• Goal of the exercise
Write out every line below that includes the word "Filtered".

### Data to use ###

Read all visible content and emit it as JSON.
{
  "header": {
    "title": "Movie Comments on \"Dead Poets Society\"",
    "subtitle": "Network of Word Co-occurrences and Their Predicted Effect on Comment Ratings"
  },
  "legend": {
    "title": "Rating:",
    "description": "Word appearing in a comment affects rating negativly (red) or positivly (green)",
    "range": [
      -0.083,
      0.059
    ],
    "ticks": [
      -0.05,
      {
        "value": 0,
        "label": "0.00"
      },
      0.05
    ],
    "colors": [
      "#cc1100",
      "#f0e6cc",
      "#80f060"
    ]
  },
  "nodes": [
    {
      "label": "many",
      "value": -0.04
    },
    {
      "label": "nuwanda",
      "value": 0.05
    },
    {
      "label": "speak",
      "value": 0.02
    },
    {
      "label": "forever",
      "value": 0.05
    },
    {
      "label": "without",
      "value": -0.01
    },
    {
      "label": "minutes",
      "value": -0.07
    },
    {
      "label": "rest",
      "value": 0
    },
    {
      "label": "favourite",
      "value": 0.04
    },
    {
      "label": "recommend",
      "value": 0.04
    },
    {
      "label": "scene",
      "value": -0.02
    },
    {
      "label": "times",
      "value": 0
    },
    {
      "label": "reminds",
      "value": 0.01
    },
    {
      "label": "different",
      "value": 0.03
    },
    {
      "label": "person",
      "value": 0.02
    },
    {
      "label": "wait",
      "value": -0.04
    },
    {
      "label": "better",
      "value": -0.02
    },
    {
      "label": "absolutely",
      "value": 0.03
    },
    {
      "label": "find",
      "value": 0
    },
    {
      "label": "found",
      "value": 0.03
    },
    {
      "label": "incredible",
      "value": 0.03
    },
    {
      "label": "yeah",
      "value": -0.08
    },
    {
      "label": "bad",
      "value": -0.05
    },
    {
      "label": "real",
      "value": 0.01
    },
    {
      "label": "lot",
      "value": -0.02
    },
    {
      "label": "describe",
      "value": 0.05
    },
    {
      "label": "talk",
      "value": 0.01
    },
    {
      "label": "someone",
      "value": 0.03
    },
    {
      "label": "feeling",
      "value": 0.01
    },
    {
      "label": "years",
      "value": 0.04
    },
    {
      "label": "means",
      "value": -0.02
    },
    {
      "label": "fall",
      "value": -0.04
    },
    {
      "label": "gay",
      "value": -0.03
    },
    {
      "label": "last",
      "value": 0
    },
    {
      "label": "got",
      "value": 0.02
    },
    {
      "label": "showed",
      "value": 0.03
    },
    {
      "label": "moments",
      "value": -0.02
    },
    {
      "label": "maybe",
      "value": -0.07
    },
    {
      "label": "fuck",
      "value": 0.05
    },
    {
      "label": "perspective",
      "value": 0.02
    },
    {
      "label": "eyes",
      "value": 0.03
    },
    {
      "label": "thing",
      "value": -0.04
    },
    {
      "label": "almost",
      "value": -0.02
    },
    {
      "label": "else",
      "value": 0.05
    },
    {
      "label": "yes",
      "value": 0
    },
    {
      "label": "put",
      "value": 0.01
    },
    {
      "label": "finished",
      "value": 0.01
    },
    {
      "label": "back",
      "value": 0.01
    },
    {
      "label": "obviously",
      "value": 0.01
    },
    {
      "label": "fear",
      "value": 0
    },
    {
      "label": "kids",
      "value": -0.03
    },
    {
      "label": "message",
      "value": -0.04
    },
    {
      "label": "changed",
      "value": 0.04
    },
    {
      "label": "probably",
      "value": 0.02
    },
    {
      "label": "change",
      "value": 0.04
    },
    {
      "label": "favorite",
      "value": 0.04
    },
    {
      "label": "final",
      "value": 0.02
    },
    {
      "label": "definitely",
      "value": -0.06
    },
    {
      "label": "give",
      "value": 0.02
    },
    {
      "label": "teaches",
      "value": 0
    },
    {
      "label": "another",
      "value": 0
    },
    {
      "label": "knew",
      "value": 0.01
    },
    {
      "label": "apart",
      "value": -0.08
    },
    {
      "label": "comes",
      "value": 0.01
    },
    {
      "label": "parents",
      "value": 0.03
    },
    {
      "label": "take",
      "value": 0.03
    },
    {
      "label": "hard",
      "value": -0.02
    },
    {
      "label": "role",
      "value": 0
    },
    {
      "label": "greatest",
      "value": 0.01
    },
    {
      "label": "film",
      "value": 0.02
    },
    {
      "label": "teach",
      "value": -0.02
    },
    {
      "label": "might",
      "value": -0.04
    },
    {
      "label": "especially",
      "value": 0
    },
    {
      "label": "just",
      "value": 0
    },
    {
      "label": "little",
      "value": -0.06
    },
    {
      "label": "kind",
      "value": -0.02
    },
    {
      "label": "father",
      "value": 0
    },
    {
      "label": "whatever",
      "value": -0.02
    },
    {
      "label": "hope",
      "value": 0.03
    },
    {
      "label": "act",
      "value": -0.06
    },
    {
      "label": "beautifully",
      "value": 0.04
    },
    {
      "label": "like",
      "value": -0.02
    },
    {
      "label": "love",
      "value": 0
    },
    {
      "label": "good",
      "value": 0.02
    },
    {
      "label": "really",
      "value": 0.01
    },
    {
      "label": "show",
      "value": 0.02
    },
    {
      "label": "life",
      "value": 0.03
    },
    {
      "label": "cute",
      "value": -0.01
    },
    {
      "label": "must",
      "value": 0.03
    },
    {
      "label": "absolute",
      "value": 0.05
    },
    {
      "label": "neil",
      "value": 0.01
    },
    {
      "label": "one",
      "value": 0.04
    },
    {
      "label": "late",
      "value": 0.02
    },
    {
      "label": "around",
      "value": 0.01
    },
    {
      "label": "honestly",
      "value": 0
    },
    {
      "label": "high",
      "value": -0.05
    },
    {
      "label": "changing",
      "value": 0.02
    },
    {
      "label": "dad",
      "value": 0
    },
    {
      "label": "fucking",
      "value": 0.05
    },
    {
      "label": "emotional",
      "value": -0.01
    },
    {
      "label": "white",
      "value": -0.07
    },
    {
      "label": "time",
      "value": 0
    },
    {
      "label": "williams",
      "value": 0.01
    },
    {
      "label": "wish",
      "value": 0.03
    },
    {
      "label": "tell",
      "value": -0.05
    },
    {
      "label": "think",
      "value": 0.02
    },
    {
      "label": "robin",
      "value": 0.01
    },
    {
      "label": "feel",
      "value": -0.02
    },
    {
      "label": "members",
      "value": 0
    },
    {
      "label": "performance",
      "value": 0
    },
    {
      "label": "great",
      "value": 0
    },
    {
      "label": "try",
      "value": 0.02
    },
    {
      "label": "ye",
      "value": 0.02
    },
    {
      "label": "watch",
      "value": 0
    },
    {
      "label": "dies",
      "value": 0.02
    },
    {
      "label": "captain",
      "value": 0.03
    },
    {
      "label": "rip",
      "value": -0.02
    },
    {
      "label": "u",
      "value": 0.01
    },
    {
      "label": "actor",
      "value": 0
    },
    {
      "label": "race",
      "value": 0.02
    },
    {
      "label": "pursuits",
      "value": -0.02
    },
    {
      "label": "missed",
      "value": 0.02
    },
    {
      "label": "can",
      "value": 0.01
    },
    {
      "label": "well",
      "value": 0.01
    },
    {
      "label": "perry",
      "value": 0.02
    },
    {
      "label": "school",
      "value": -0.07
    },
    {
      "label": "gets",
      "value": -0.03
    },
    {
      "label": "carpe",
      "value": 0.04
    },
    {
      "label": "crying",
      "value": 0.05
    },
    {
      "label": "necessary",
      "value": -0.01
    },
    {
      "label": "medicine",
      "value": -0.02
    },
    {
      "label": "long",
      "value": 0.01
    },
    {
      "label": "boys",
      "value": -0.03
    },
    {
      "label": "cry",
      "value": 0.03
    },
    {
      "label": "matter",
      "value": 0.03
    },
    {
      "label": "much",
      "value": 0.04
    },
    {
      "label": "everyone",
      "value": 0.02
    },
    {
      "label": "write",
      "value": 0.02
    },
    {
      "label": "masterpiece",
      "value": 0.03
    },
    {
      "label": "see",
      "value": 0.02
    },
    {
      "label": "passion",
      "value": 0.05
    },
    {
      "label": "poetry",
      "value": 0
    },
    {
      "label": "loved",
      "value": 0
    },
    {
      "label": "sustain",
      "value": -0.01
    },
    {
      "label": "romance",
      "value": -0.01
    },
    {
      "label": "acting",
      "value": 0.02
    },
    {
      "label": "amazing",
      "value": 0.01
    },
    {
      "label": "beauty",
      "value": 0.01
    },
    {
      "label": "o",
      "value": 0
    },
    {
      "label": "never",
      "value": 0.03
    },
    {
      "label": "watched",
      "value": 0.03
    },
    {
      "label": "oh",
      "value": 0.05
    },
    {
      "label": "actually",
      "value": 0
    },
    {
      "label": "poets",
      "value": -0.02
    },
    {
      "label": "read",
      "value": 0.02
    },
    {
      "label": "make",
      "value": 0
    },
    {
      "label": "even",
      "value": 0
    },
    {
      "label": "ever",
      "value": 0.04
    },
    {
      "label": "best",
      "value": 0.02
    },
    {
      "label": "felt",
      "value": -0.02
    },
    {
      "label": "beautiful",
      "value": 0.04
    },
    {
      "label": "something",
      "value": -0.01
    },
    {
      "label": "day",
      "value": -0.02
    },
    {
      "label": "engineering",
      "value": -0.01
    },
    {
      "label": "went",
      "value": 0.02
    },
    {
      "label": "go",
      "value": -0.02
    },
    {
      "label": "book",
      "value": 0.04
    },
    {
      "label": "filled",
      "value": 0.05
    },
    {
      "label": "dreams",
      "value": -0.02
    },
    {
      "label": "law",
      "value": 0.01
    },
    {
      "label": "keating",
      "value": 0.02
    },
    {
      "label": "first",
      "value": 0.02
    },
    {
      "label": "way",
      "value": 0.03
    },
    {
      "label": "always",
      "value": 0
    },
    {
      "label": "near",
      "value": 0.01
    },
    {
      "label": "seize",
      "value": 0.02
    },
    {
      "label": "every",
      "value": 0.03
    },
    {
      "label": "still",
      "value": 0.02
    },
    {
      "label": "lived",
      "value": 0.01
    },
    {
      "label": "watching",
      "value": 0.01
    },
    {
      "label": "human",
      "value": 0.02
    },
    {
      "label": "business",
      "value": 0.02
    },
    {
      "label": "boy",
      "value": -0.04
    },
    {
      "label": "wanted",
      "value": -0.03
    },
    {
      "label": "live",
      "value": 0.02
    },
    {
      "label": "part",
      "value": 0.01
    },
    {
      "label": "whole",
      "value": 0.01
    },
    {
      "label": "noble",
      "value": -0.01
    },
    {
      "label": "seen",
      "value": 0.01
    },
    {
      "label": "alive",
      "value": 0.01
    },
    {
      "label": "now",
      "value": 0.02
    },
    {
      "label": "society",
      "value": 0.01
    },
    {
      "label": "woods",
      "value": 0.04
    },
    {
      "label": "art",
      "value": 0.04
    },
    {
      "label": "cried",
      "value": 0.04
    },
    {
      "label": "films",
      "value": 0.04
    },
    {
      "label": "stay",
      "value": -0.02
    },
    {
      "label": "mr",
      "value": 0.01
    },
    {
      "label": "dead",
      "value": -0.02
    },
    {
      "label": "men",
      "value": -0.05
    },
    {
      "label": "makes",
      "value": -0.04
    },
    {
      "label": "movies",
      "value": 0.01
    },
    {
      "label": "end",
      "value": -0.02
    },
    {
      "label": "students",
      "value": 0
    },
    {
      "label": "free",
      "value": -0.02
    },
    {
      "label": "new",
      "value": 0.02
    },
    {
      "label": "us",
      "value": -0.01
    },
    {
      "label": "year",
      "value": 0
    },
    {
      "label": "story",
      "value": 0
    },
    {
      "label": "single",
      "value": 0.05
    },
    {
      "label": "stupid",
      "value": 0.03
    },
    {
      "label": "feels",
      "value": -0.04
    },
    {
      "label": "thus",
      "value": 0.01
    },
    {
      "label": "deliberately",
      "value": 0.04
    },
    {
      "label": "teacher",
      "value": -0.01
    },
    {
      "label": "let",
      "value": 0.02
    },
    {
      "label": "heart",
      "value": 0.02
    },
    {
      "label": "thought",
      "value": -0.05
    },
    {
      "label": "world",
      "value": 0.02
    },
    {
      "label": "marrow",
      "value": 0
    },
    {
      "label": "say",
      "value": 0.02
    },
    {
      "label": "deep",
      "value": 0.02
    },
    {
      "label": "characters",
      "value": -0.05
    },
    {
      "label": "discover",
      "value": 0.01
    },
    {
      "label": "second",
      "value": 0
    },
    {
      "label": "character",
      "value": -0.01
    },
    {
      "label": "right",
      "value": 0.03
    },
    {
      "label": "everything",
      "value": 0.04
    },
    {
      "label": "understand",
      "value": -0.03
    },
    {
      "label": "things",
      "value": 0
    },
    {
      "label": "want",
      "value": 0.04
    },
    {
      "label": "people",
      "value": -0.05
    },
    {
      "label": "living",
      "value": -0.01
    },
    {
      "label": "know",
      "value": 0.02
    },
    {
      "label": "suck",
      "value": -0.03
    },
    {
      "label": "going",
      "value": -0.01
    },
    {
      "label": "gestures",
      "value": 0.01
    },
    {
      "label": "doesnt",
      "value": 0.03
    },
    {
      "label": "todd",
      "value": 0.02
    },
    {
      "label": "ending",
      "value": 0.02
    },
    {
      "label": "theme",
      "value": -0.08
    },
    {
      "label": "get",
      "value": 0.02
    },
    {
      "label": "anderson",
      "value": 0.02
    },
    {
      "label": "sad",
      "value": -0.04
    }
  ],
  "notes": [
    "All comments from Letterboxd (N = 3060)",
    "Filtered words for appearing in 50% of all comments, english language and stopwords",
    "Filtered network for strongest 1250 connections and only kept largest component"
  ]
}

###

• Final answer
    "Filtered words for appearing in 50% of all comments, english language and stopwords",
    "Filtered network for strongest 1250 connections and only kept largest component"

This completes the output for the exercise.